**Excerpted text**:
DenseNet has four variants, DenseNet-121, DenseNet-169, DenseNet-201, and DenseNet-264, differing mainly in network depth and parameter count.

DenseNet-121: DenseNet-121 is the most basic variant of DenseNet, consisting of 121 layers. It has a relatively shallow network structure and fewer parameters, making it suitable for small-scale datasets or scenarios with limited computational resources.

DenseNet-169: DenseNet-169 contains more layers than DenseNet-121, totaling 169 layers. Compared to DenseNet-121, DenseNet-169 has a deeper network structure and more parameters, allowing it to more effectively capture details and complex features in images. It is suitable for medium-scale datasets and tasks.

DenseNet-201: DenseNet-201 further increases the depth and parameter count of the network, comprising 201 layers. Compared to DenseNet-169, DenseNet-201 deepens the network structure further, providing stronger feature extraction and representation capabilities. It is applicable to larger-scale datasets and more complex tasks, but may require more training samples, a longer training time, and more sophisticated optimization strategies to achieve optimal performance.

DenseNet-264: DenseNet-264 is the deepest variant in the DenseNet series, containing 264 layers. It has the maximum network depth and the highest number of parameters, but also requires more computational resources and a longer training time.

Overall, DenseNet-121, DenseNet-169, DenseNet-201, and DenseNet-264 differ in network depth and parameter count. With increasing network depth, these variants can provide more powerful feature representation capabilities but also increase computational and storage requirements.

2.2. Network Architecture

By analyzing the shortcomings of existing depth completion network frameworks, this paper proposes an improvement based on the pyramid network architecture, introducing a novel Dense Feature Pyramid Network (DenseFPNet) derived from an enhanced DenseNet. DenseFPNet integrates RGB image data and sparse depth maps, and through multi-scale feature extraction and fusion, it outputs dense depth maps. The architecture of DenseFPNet consists of three main components, an encoder, a decoder, and pyramid connections, as illustrated in Figure 1.

The encoder section consists of multiple convolutional and pooling layers, responsible for processing the input RGB image data and sparse depth maps. It conducts feature fusion and multi-scale feature extraction to abstract both low-level and high-level features from the input data, encoding them into higher-level representations for decoder utilization. The decoder section comprises multiple upsampling blocks and operations for feature fusion, gradually restoring the size and feature details of the feature maps. It decodes the feature maps extracted by the encoder into outputs of the same size as the original input data, ultimately generating predictions or reconstructions matching the original input data.

**Stated exercise 1**: Duplicate the DenseNet passage between "DenseNet-201: DenseNet-201 further" and "achieve optimal performance.", inclusive.

[Labeled box records]

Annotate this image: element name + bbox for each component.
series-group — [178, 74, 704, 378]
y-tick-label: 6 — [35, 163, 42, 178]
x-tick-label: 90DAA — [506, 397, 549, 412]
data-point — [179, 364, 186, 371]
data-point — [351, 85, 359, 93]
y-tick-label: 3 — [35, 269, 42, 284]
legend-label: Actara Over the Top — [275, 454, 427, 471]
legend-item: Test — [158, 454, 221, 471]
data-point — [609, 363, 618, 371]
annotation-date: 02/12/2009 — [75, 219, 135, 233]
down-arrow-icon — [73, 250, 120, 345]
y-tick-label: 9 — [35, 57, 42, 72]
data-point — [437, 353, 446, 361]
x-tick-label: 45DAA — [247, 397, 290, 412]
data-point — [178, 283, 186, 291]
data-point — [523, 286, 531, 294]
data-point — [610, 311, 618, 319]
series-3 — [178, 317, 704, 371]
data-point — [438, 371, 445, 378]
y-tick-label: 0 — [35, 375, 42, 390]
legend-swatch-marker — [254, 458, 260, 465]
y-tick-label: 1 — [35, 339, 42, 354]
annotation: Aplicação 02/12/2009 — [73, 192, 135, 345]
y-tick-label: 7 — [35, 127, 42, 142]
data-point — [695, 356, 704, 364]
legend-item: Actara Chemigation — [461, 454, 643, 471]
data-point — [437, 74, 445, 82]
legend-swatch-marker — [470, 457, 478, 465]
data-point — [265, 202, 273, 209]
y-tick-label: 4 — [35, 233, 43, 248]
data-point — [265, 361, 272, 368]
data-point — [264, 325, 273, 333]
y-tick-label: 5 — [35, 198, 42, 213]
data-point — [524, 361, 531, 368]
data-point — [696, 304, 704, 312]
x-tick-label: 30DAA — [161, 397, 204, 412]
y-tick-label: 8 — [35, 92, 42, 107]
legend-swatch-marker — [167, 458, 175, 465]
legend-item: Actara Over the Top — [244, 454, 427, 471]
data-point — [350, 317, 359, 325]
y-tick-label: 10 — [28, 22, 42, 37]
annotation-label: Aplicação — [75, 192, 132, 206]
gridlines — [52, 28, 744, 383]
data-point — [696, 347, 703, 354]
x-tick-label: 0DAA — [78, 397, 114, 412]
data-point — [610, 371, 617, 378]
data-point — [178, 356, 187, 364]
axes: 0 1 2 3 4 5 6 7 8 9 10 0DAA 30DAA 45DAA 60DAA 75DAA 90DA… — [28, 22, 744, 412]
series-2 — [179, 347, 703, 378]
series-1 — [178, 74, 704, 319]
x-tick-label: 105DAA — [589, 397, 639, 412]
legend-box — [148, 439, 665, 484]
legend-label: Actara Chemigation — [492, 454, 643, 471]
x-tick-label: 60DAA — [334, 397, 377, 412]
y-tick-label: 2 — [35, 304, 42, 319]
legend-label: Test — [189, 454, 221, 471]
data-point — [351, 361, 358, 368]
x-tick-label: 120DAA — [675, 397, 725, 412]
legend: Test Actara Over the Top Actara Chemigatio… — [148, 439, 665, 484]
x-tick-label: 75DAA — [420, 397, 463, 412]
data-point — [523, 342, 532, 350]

**Stated exercise 2**: Express the listing, between its first line and the line holding "y-tick-label: 7 — [35, 127, 42, 142]", inclusive, as a Markdown table with the columns No. and Entry. Leave out any blank lines.

**Problem solution 1**:
DenseNet-201: DenseNet-201 further increases the depth and parameter count of the network, comprising 201 layers. Compared to DenseNet-169, DenseNet-201 deepens the network structure further, providing stronger feature extraction and representation capabilities. It is applicable to larger-scale datasets and more complex tasks, but may require more training samples, a longer training time, and more sophisticated optimization strategies to achieve optimal performance.

**Problem solution 2**:
| No. | Entry |
|---|---|
| 1 | Annotate this image: element name + bbox for each component. |
| 2 | series-group — [178, 74, 704, 378] |
| 3 | y-tick-label: 6 — [35, 163, 42, 178] |
| 4 | x-tick-label: 90DAA — [506, 397, 549, 412] |
| 5 | data-point — [179, 364, 186, 371] |
| 6 | data-point — [351, 85, 359, 93] |
| 7 | y-tick-label: 3 — [35, 269, 42, 284] |
| 8 | legend-label: Actara Over the Top — [275, 454, 427, 471] |
| 9 | legend-item: Test — [158, 454, 221, 471] |
| 10 | data-point — [609, 363, 618, 371] |
| 11 | annotation-date: 02/12/2009 — [75, 219, 135, 233] |
| 12 | down-arrow-icon — [73, 250, 120, 345] |
| 13 | y-tick-label: 9 — [35, 57, 42, 72] |
| 14 | data-point — [437, 353, 446, 361] |
| 15 | x-tick-label: 45DAA — [247, 397, 290, 412] |
| 16 | data-point — [178, 283, 186, 291] |
| 17 | data-point — [523, 286, 531, 294] |
| 18 | data-point — [610, 311, 618, 319] |
| 19 | series-3 — [178, 317, 704, 371] |
| 20 | data-point — [438, 371, 445, 378] |
| 21 | y-tick-label: 0 — [35, 375, 42, 390] |
| 22 | legend-swatch-marker — [254, 458, 260, 465] |
| 23 | y-tick-label: 1 — [35, 339, 42, 354] |
| 24 | annotation: Aplicação 02/12/2009 — [73, 192, 135, 345] |
| 25 | y-tick-label: 7 — [35, 127, 42, 142] |